EXERCISE GOAL: Gather all lines with the word "this" in them.

STORED RECORDS:
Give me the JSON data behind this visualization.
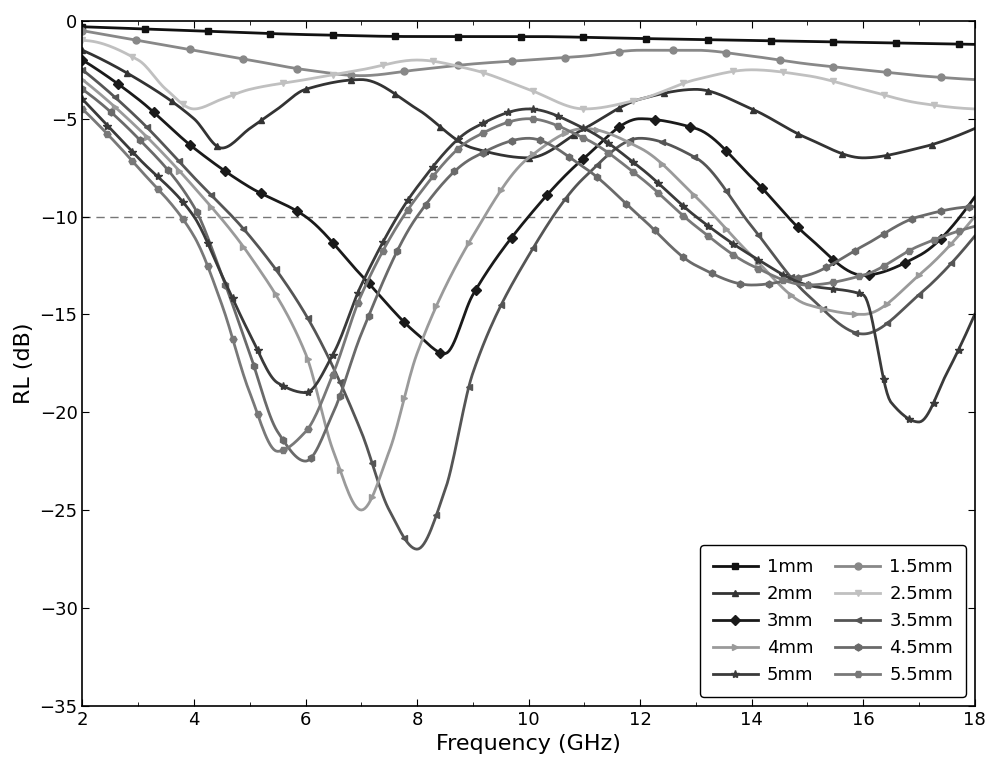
{
  "title": "",
  "xlabel": "Frequency (GHz)",
  "ylabel": "RL (dB)",
  "xlim": [
    2,
    18
  ],
  "ylim": [
    -35,
    0
  ],
  "xticks": [
    2,
    4,
    6,
    8,
    10,
    12,
    14,
    16,
    18
  ],
  "yticks": [
    0,
    -5,
    -10,
    -15,
    -20,
    -25,
    -30,
    -35
  ],
  "dashed_line_y": -10,
  "series": [
    {
      "label": "1mm",
      "color": "#111111",
      "marker": "s",
      "markersize": 5,
      "linewidth": 2.0,
      "thickness_mm": 1.0
    },
    {
      "label": "1.5mm",
      "color": "#888888",
      "marker": "o",
      "markersize": 5,
      "linewidth": 2.0,
      "thickness_mm": 1.5
    },
    {
      "label": "2mm",
      "color": "#333333",
      "marker": "^",
      "markersize": 5,
      "linewidth": 2.0,
      "thickness_mm": 2.0
    },
    {
      "label": "2.5mm",
      "color": "#c0c0c0",
      "marker": "v",
      "markersize": 5,
      "linewidth": 2.0,
      "thickness_mm": 2.5
    },
    {
      "label": "3mm",
      "color": "#1a1a1a",
      "marker": "D",
      "markersize": 5,
      "linewidth": 2.0,
      "thickness_mm": 3.0
    },
    {
      "label": "3.5mm",
      "color": "#555555",
      "marker": "<",
      "markersize": 5,
      "linewidth": 2.0,
      "thickness_mm": 3.5
    },
    {
      "label": "4mm",
      "color": "#9a9a9a",
      "marker": ">",
      "markersize": 5,
      "linewidth": 2.0,
      "thickness_mm": 4.0
    },
    {
      "label": "4.5mm",
      "color": "#6a6a6a",
      "marker": "h",
      "markersize": 5,
      "linewidth": 2.0,
      "thickness_mm": 4.5
    },
    {
      "label": "5mm",
      "color": "#3a3a3a",
      "marker": "*",
      "markersize": 6,
      "linewidth": 2.0,
      "thickness_mm": 5.0
    },
    {
      "label": "5.5mm",
      "color": "#787878",
      "marker": "H",
      "markersize": 5,
      "linewidth": 2.0,
      "thickness_mm": 5.5
    }
  ],
  "thickness_params": {
    "1.0": {
      "eps_r": 20.0,
      "mu_r": 0.95,
      "tan_delta_e": 0.05,
      "tan_delta_m": 0.03
    },
    "1.5": {
      "eps_r": 18.0,
      "mu_r": 1.05,
      "tan_delta_e": 0.08,
      "tan_delta_m": 0.05
    },
    "2.0": {
      "eps_r": 15.0,
      "mu_r": 1.2,
      "tan_delta_e": 0.15,
      "tan_delta_m": 0.1
    },
    "2.5": {
      "eps_r": 14.0,
      "mu_r": 1.3,
      "tan_delta_e": 0.12,
      "tan_delta_m": 0.1
    },
    "3.0": {
      "eps_r": 13.0,
      "mu_r": 1.5,
      "tan_delta_e": 0.18,
      "tan_delta_m": 0.15
    },
    "3.5": {
      "eps_r": 12.0,
      "mu_r": 1.65,
      "tan_delta_e": 0.2,
      "tan_delta_m": 0.18
    },
    "4.0": {
      "eps_r": 11.5,
      "mu_r": 1.8,
      "tan_delta_e": 0.22,
      "tan_delta_m": 0.2
    },
    "4.5": {
      "eps_r": 11.0,
      "mu_r": 1.9,
      "tan_delta_e": 0.25,
      "tan_delta_m": 0.22
    },
    "5.0": {
      "eps_r": 10.5,
      "mu_r": 2.0,
      "tan_delta_e": 0.28,
      "tan_delta_m": 0.25
    },
    "5.5": {
      "eps_r": 10.0,
      "mu_r": 2.1,
      "tan_delta_e": 0.3,
      "tan_delta_m": 0.28
    }
  },
  "background_color": "#ffffff",
  "figsize": [
    10.0,
    7.68
  ],
  "dpi": 100
}
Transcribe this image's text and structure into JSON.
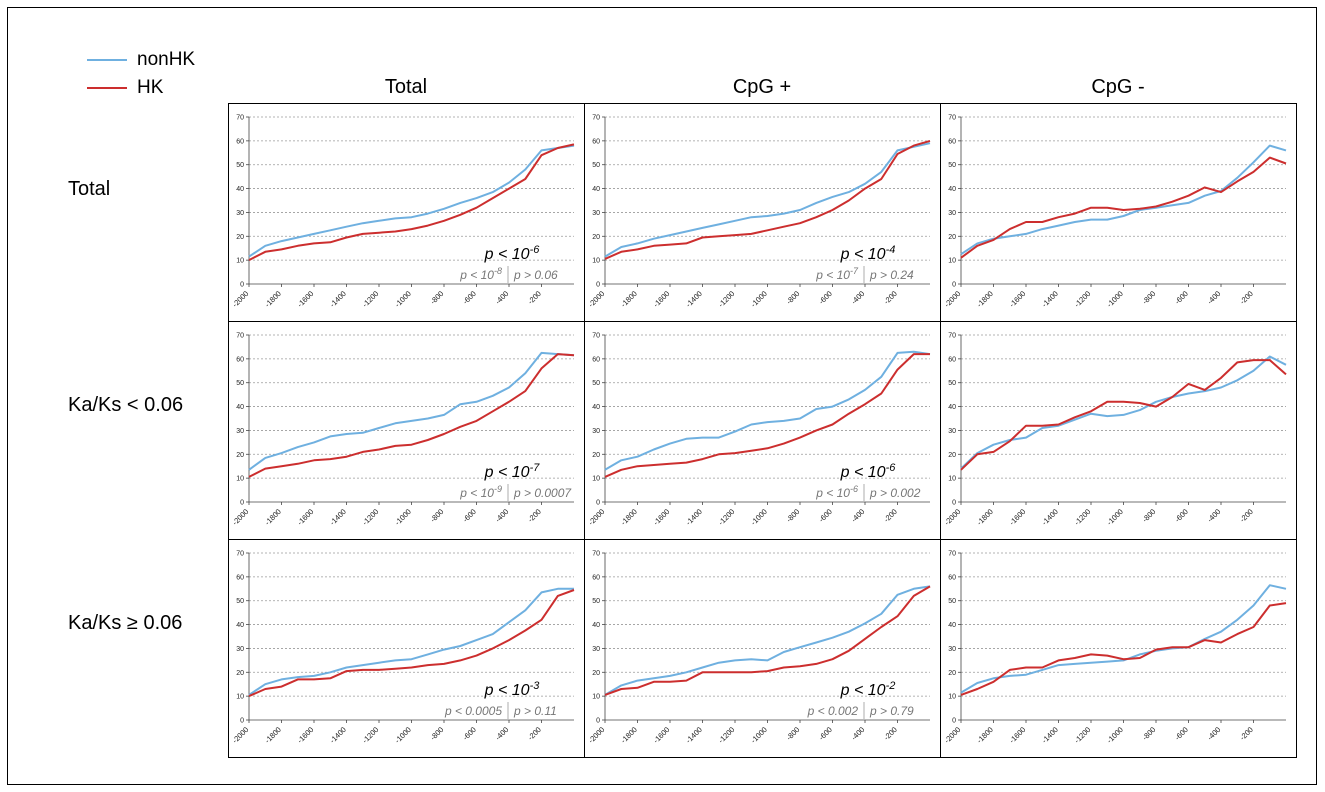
{
  "legend": [
    {
      "name": "nonHK",
      "color": "#6fb0e0"
    },
    {
      "name": "HK",
      "color": "#cc2e2e"
    }
  ],
  "column_headers": [
    "Total",
    "CpG +",
    "CpG -"
  ],
  "row_headers": [
    "Total",
    "Ka/Ks < 0.06",
    "Ka/Ks ≥ 0.06"
  ],
  "chart_data": [
    {
      "type": "line",
      "row": "Total",
      "column": "Total",
      "x": [
        -2000,
        -1900,
        -1800,
        -1700,
        -1600,
        -1500,
        -1400,
        -1300,
        -1200,
        -1100,
        -1000,
        -900,
        -800,
        -700,
        -600,
        -500,
        -400,
        -300,
        -200,
        -100,
        0
      ],
      "ylim": [
        0,
        70
      ],
      "yticks": [
        0,
        10,
        20,
        30,
        40,
        50,
        60,
        70
      ],
      "xticks": [
        "-2000",
        "-1800",
        "-1600",
        "-1400",
        "-1200",
        "-1000",
        "-800",
        "-600",
        "-400",
        "-200"
      ],
      "series": [
        {
          "name": "nonHK",
          "values": [
            11.5,
            16,
            18,
            19.5,
            21,
            22.5,
            24,
            25.5,
            26.5,
            27.5,
            28,
            29.5,
            31.5,
            34,
            36,
            38.5,
            42.5,
            48,
            56,
            57,
            58
          ]
        },
        {
          "name": "HK",
          "values": [
            10,
            13.5,
            14.5,
            16,
            17,
            17.5,
            19.5,
            21,
            21.5,
            22,
            23,
            24.5,
            26.5,
            29,
            32,
            36,
            40,
            44,
            54,
            57,
            58.5
          ]
        }
      ],
      "annotation": {
        "main_prefix": "p < 10",
        "main_exp": "-6",
        "left_prefix": "p < 10",
        "left_exp": "-8",
        "right": "p > 0.06"
      }
    },
    {
      "type": "line",
      "row": "Total",
      "column": "CpG +",
      "x": [
        -2000,
        -1900,
        -1800,
        -1700,
        -1600,
        -1500,
        -1400,
        -1300,
        -1200,
        -1100,
        -1000,
        -900,
        -800,
        -700,
        -600,
        -500,
        -400,
        -300,
        -200,
        -100,
        0
      ],
      "ylim": [
        0,
        70
      ],
      "yticks": [
        0,
        10,
        20,
        30,
        40,
        50,
        60,
        70
      ],
      "xticks": [
        "-2000",
        "-1800",
        "-1600",
        "-1400",
        "-1200",
        "-1000",
        "-800",
        "-600",
        "-400",
        "-200"
      ],
      "series": [
        {
          "name": "nonHK",
          "values": [
            11.5,
            15.5,
            17,
            19,
            20.5,
            22,
            23.5,
            25,
            26.5,
            28,
            28.5,
            29.5,
            31,
            34,
            36.5,
            38.5,
            42,
            47,
            56,
            57.5,
            59
          ]
        },
        {
          "name": "HK",
          "values": [
            10.5,
            13.5,
            14.5,
            16,
            16.5,
            17,
            19.5,
            20,
            20.5,
            21,
            22.5,
            24,
            25.5,
            28,
            31,
            35,
            40,
            44,
            54.5,
            58,
            60
          ]
        }
      ],
      "annotation": {
        "main_prefix": "p < 10",
        "main_exp": "-4",
        "left_prefix": "p < 10",
        "left_exp": "-7",
        "right": "p > 0.24"
      }
    },
    {
      "type": "line",
      "row": "Total",
      "column": "CpG -",
      "x": [
        -2000,
        -1900,
        -1800,
        -1700,
        -1600,
        -1500,
        -1400,
        -1300,
        -1200,
        -1100,
        -1000,
        -900,
        -800,
        -700,
        -600,
        -500,
        -400,
        -300,
        -200,
        -100,
        0
      ],
      "ylim": [
        0,
        70
      ],
      "yticks": [
        0,
        10,
        20,
        30,
        40,
        50,
        60,
        70
      ],
      "xticks": [
        "-2000",
        "-1800",
        "-1600",
        "-1400",
        "-1200",
        "-1000",
        "-800",
        "-600",
        "-400",
        "-200"
      ],
      "series": [
        {
          "name": "nonHK",
          "values": [
            12.5,
            17,
            19,
            20,
            21,
            23,
            24.5,
            26,
            27,
            27,
            28.5,
            31,
            32,
            33,
            34,
            37,
            39,
            44.5,
            51,
            58,
            56
          ]
        },
        {
          "name": "HK",
          "values": [
            11,
            16,
            18.5,
            23,
            26,
            26,
            28,
            29.5,
            32,
            32,
            31,
            31.5,
            32.5,
            34.5,
            37,
            40.5,
            38.5,
            43,
            47,
            53,
            50.5
          ]
        }
      ],
      "annotation": {
        "main_prefix": "",
        "main_exp": "",
        "left_prefix": "",
        "left_exp": "",
        "right": ""
      }
    },
    {
      "type": "line",
      "row": "Ka/Ks < 0.06",
      "column": "Total",
      "x": [
        -2000,
        -1900,
        -1800,
        -1700,
        -1600,
        -1500,
        -1400,
        -1300,
        -1200,
        -1100,
        -1000,
        -900,
        -800,
        -700,
        -600,
        -500,
        -400,
        -300,
        -200,
        -100,
        0
      ],
      "ylim": [
        0,
        70
      ],
      "yticks": [
        0,
        10,
        20,
        30,
        40,
        50,
        60,
        70
      ],
      "xticks": [
        "-2000",
        "-1800",
        "-1600",
        "-1400",
        "-1200",
        "-1000",
        "-800",
        "-600",
        "-400",
        "-200"
      ],
      "series": [
        {
          "name": "nonHK",
          "values": [
            13.5,
            18.5,
            20.5,
            23,
            25,
            27.5,
            28.5,
            29,
            31,
            33,
            34,
            35,
            36.5,
            41,
            42,
            44.5,
            48,
            54,
            62.5,
            62,
            61.5
          ]
        },
        {
          "name": "HK",
          "values": [
            10.5,
            14,
            15,
            16,
            17.5,
            18,
            19,
            21,
            22,
            23.5,
            24,
            26,
            28.5,
            31.5,
            34,
            38,
            42,
            46.5,
            56,
            62,
            61.5
          ]
        }
      ],
      "annotation": {
        "main_prefix": "p < 10",
        "main_exp": "-7",
        "left_prefix": "p < 10",
        "left_exp": "-9",
        "right": "p > 0.0007"
      }
    },
    {
      "type": "line",
      "row": "Ka/Ks < 0.06",
      "column": "CpG +",
      "x": [
        -2000,
        -1900,
        -1800,
        -1700,
        -1600,
        -1500,
        -1400,
        -1300,
        -1200,
        -1100,
        -1000,
        -900,
        -800,
        -700,
        -600,
        -500,
        -400,
        -300,
        -200,
        -100,
        0
      ],
      "ylim": [
        0,
        70
      ],
      "yticks": [
        0,
        10,
        20,
        30,
        40,
        50,
        60,
        70
      ],
      "xticks": [
        "-2000",
        "-1800",
        "-1600",
        "-1400",
        "-1200",
        "-1000",
        "-800",
        "-600",
        "-400",
        "-200"
      ],
      "series": [
        {
          "name": "nonHK",
          "values": [
            13.5,
            17.5,
            19,
            22,
            24.5,
            26.5,
            27,
            27,
            29.5,
            32.5,
            33.5,
            34,
            35,
            39,
            40,
            43,
            47,
            52.5,
            62.5,
            63,
            62
          ]
        },
        {
          "name": "HK",
          "values": [
            10.5,
            13.5,
            15,
            15.5,
            16,
            16.5,
            18,
            20,
            20.5,
            21.5,
            22.5,
            24.5,
            27,
            30,
            32.5,
            37,
            41,
            45.5,
            55.5,
            62,
            62
          ]
        }
      ],
      "annotation": {
        "main_prefix": "p < 10",
        "main_exp": "-6",
        "left_prefix": "p < 10",
        "left_exp": "-6",
        "right": "p > 0.002"
      }
    },
    {
      "type": "line",
      "row": "Ka/Ks < 0.06",
      "column": "CpG -",
      "x": [
        -2000,
        -1900,
        -1800,
        -1700,
        -1600,
        -1500,
        -1400,
        -1300,
        -1200,
        -1100,
        -1000,
        -900,
        -800,
        -700,
        -600,
        -500,
        -400,
        -300,
        -200,
        -100,
        0
      ],
      "ylim": [
        0,
        70
      ],
      "yticks": [
        0,
        10,
        20,
        30,
        40,
        50,
        60,
        70
      ],
      "xticks": [
        "-2000",
        "-1800",
        "-1600",
        "-1400",
        "-1200",
        "-1000",
        "-800",
        "-600",
        "-400",
        "-200"
      ],
      "series": [
        {
          "name": "nonHK",
          "values": [
            14,
            20.5,
            24,
            26,
            27,
            31,
            32,
            34.5,
            37,
            36,
            36.5,
            38.5,
            42,
            44,
            45.5,
            46.5,
            48,
            51,
            55,
            61,
            57.5
          ]
        },
        {
          "name": "HK",
          "values": [
            13.5,
            20,
            21,
            25.5,
            32,
            32,
            32.5,
            35.5,
            38,
            42,
            42,
            41.5,
            40,
            44,
            49.5,
            47,
            52,
            58.5,
            59.5,
            59.5,
            53.5
          ]
        }
      ],
      "annotation": {
        "main_prefix": "",
        "main_exp": "",
        "left_prefix": "",
        "left_exp": "",
        "right": ""
      }
    },
    {
      "type": "line",
      "row": "Ka/Ks ≥ 0.06",
      "column": "Total",
      "x": [
        -2000,
        -1900,
        -1800,
        -1700,
        -1600,
        -1500,
        -1400,
        -1300,
        -1200,
        -1100,
        -1000,
        -900,
        -800,
        -700,
        -600,
        -500,
        -400,
        -300,
        -200,
        -100,
        0
      ],
      "ylim": [
        0,
        70
      ],
      "yticks": [
        0,
        10,
        20,
        30,
        40,
        50,
        60,
        70
      ],
      "xticks": [
        "-2000",
        "-1800",
        "-1600",
        "-1400",
        "-1200",
        "-1000",
        "-800",
        "-600",
        "-400",
        "-200"
      ],
      "series": [
        {
          "name": "nonHK",
          "values": [
            10.5,
            15,
            17,
            18,
            18.5,
            20,
            22,
            23,
            24,
            25,
            25.5,
            27.5,
            29.5,
            31,
            33.5,
            36,
            41,
            46,
            53.5,
            55,
            55
          ]
        },
        {
          "name": "HK",
          "values": [
            10,
            13,
            14,
            17,
            17,
            17.5,
            20.5,
            21,
            21,
            21.5,
            22,
            23,
            23.5,
            25,
            27,
            30,
            33.5,
            37.5,
            42,
            52,
            54.5
          ]
        }
      ],
      "annotation": {
        "main_prefix": "p < 10",
        "main_exp": "-3",
        "left_prefix": "p < 0.0005",
        "left_exp": "",
        "right": "p > 0.11"
      }
    },
    {
      "type": "line",
      "row": "Ka/Ks ≥ 0.06",
      "column": "CpG +",
      "x": [
        -2000,
        -1900,
        -1800,
        -1700,
        -1600,
        -1500,
        -1400,
        -1300,
        -1200,
        -1100,
        -1000,
        -900,
        -800,
        -700,
        -600,
        -500,
        -400,
        -300,
        -200,
        -100,
        0
      ],
      "ylim": [
        0,
        70
      ],
      "yticks": [
        0,
        10,
        20,
        30,
        40,
        50,
        60,
        70
      ],
      "xticks": [
        "-2000",
        "-1800",
        "-1600",
        "-1400",
        "-1200",
        "-1000",
        "-800",
        "-600",
        "-400",
        "-200"
      ],
      "series": [
        {
          "name": "nonHK",
          "values": [
            10.5,
            14.5,
            16.5,
            17.5,
            18.5,
            20,
            22,
            24,
            25,
            25.5,
            25,
            28.5,
            30.5,
            32.5,
            34.5,
            37,
            40.5,
            44.5,
            52.5,
            55,
            56
          ]
        },
        {
          "name": "HK",
          "values": [
            10.5,
            13,
            13.5,
            16,
            16,
            16.5,
            20,
            20,
            20,
            20,
            20.5,
            22,
            22.5,
            23.5,
            25.5,
            29,
            34,
            39,
            43.5,
            52,
            56
          ]
        }
      ],
      "annotation": {
        "main_prefix": "p < 10",
        "main_exp": "-2",
        "left_prefix": "p < 0.002",
        "left_exp": "",
        "right": "p > 0.79"
      }
    },
    {
      "type": "line",
      "row": "Ka/Ks ≥ 0.06",
      "column": "CpG -",
      "x": [
        -2000,
        -1900,
        -1800,
        -1700,
        -1600,
        -1500,
        -1400,
        -1300,
        -1200,
        -1100,
        -1000,
        -900,
        -800,
        -700,
        -600,
        -500,
        -400,
        -300,
        -200,
        -100,
        0
      ],
      "ylim": [
        0,
        70
      ],
      "yticks": [
        0,
        10,
        20,
        30,
        40,
        50,
        60,
        70
      ],
      "xticks": [
        "-2000",
        "-1800",
        "-1600",
        "-1400",
        "-1200",
        "-1000",
        "-800",
        "-600",
        "-400",
        "-200"
      ],
      "series": [
        {
          "name": "nonHK",
          "values": [
            11.5,
            15.5,
            17.5,
            18.5,
            19,
            21,
            23,
            23.5,
            24,
            24.5,
            25,
            27.5,
            29,
            30,
            30.5,
            34,
            37,
            42,
            48,
            56.5,
            55
          ]
        },
        {
          "name": "HK",
          "values": [
            10.5,
            13,
            16,
            21,
            22,
            22,
            25,
            26,
            27.5,
            27,
            25.5,
            26,
            29.5,
            30.5,
            30.5,
            33.5,
            32.5,
            36,
            39,
            48,
            49
          ]
        }
      ],
      "annotation": {
        "main_prefix": "",
        "main_exp": "",
        "left_prefix": "",
        "left_exp": "",
        "right": ""
      }
    }
  ]
}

EXERCISE ANSWER:
Give me the JSON data behind this visualization.
Transcribe this image's text and structure into JSON.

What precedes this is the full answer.